-- Start The records --

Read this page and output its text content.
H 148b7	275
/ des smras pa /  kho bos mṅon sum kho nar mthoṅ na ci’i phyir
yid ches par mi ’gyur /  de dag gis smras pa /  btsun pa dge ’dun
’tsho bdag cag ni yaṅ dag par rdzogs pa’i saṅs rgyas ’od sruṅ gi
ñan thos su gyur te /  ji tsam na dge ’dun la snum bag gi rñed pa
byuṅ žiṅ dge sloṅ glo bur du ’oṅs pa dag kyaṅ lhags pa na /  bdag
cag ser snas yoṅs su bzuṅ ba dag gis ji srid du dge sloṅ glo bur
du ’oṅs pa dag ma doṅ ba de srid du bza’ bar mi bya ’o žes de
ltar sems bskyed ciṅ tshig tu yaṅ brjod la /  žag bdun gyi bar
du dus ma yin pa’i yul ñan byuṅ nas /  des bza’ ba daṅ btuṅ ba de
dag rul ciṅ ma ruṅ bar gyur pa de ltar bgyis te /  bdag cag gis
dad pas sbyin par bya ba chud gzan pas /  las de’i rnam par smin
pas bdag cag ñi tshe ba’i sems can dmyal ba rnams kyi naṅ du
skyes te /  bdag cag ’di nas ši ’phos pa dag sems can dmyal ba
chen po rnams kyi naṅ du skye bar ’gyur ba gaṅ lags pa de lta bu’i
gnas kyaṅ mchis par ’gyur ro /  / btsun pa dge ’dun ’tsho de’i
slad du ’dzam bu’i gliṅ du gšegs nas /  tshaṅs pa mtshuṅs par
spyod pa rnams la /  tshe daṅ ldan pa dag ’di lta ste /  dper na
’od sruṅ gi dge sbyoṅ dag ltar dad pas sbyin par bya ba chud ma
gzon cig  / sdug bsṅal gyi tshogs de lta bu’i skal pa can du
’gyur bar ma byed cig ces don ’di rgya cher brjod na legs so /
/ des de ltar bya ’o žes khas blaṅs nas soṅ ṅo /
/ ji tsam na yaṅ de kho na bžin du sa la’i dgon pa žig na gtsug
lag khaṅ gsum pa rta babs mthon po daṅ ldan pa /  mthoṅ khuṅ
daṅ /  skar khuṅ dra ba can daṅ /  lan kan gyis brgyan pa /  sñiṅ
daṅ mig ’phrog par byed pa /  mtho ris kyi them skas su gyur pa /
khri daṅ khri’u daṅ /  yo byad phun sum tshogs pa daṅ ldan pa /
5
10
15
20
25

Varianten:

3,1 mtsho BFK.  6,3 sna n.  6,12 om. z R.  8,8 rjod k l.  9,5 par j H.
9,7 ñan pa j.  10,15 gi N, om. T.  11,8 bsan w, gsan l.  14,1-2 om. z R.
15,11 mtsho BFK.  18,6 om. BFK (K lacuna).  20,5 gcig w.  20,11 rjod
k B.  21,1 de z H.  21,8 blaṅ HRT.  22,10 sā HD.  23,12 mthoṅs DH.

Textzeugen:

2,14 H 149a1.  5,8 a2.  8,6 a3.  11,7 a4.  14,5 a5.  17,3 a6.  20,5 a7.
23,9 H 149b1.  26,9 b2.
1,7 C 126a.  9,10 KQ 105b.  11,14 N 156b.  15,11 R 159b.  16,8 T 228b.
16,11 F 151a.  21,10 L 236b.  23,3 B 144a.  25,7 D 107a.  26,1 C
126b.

-- End The records --

Extract all lines of the records above that include "sruṅ".

’tsho bdag cag ni yaṅ dag par rdzogs pa’i saṅs rgyas ’od sruṅ gi
’od sruṅ gi dge sbyoṅ dag ltar dad pas sbyin par bya ba chud ma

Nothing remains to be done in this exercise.